GOAL: Copy every line of the records below exactly, omitting the pictures.

SUPPLIED INFORMATION:
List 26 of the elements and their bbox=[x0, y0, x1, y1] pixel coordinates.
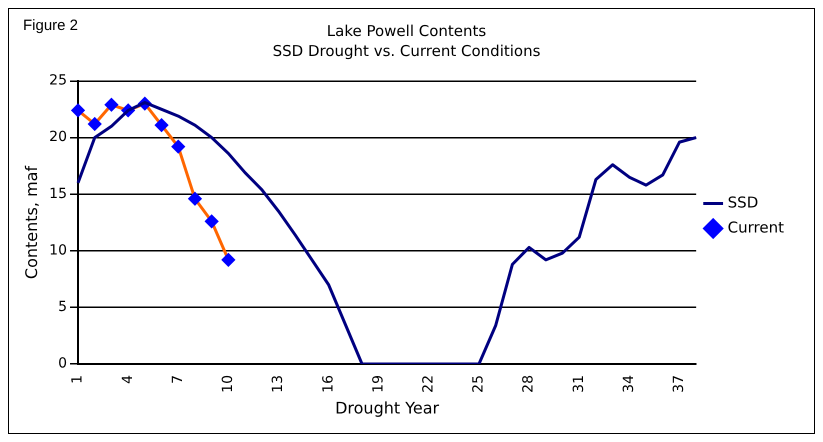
y-tick-label: 10 bbox=[49, 242, 68, 258]
x-tick-label: 4 bbox=[120, 374, 136, 384]
y-tick-label: 15 bbox=[49, 186, 68, 202]
x-tick-label: 22 bbox=[420, 374, 436, 393]
x-axis-title: Drought Year bbox=[335, 398, 440, 418]
legend-label: Current bbox=[728, 218, 784, 236]
legend-label: SSD bbox=[728, 193, 758, 212]
chart-subtitle: SSD Drought vs. Current Conditions bbox=[272, 42, 541, 60]
y-tick-label: 0 bbox=[58, 356, 68, 372]
x-tick-label: 7 bbox=[170, 374, 186, 384]
y-axis-title: Contents, maf bbox=[22, 166, 41, 280]
x-tick-label: 16 bbox=[320, 374, 336, 393]
x-tick-label: 19 bbox=[370, 374, 386, 393]
x-tick-label: 28 bbox=[520, 374, 537, 393]
y-tick-label: 25 bbox=[49, 72, 68, 89]
x-tick-label: 37 bbox=[671, 374, 688, 393]
y-tick-label: 20 bbox=[49, 129, 68, 146]
caption: Figure 2 bbox=[23, 17, 78, 34]
x-tick-label: 25 bbox=[470, 374, 487, 393]
x-tick-label: 34 bbox=[620, 374, 637, 393]
x-tick-label: 1 bbox=[70, 374, 86, 384]
x-tick-label: 10 bbox=[220, 374, 236, 393]
x-tick-label: 31 bbox=[570, 374, 587, 393]
x-tick-label: 13 bbox=[270, 374, 286, 393]
chart-title: Lake Powell Contents bbox=[326, 22, 486, 40]
y-tick-label: 5 bbox=[58, 299, 68, 316]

RESULT OF THIS TASK:
List 26 of the elements and their bbox=[x0, y0, x1, y1] pixel coordinates.
y-tick-label: 10 bbox=[49, 242, 68, 258]
x-tick-label: 4 bbox=[120, 374, 136, 384]
y-tick-label: 15 bbox=[49, 186, 68, 202]
x-tick-label: 22 bbox=[420, 374, 436, 393]
x-axis-title: Drought Year bbox=[335, 398, 440, 418]
legend-label: Current bbox=[728, 218, 784, 236]
legend-label: SSD bbox=[728, 193, 758, 212]
chart-subtitle: SSD Drought vs. Current Conditions bbox=[272, 42, 541, 60]
y-tick-label: 0 bbox=[58, 356, 68, 372]
x-tick-label: 7 bbox=[170, 374, 186, 384]
y-axis-title: Contents, maf bbox=[22, 166, 41, 280]
x-tick-label: 16 bbox=[320, 374, 336, 393]
x-tick-label: 19 bbox=[370, 374, 386, 393]
x-tick-label: 28 bbox=[520, 374, 537, 393]
y-tick-label: 25 bbox=[49, 72, 68, 89]
x-tick-label: 37 bbox=[671, 374, 688, 393]
y-tick-label: 20 bbox=[49, 129, 68, 146]
caption: Figure 2 bbox=[23, 17, 78, 34]
x-tick-label: 25 bbox=[470, 374, 487, 393]
x-tick-label: 34 bbox=[620, 374, 637, 393]
x-tick-label: 1 bbox=[70, 374, 86, 384]
x-tick-label: 10 bbox=[220, 374, 236, 393]
x-tick-label: 31 bbox=[570, 374, 587, 393]
x-tick-label: 13 bbox=[270, 374, 286, 393]
chart-title: Lake Powell Contents bbox=[326, 22, 486, 40]
y-tick-label: 5 bbox=[58, 299, 68, 316]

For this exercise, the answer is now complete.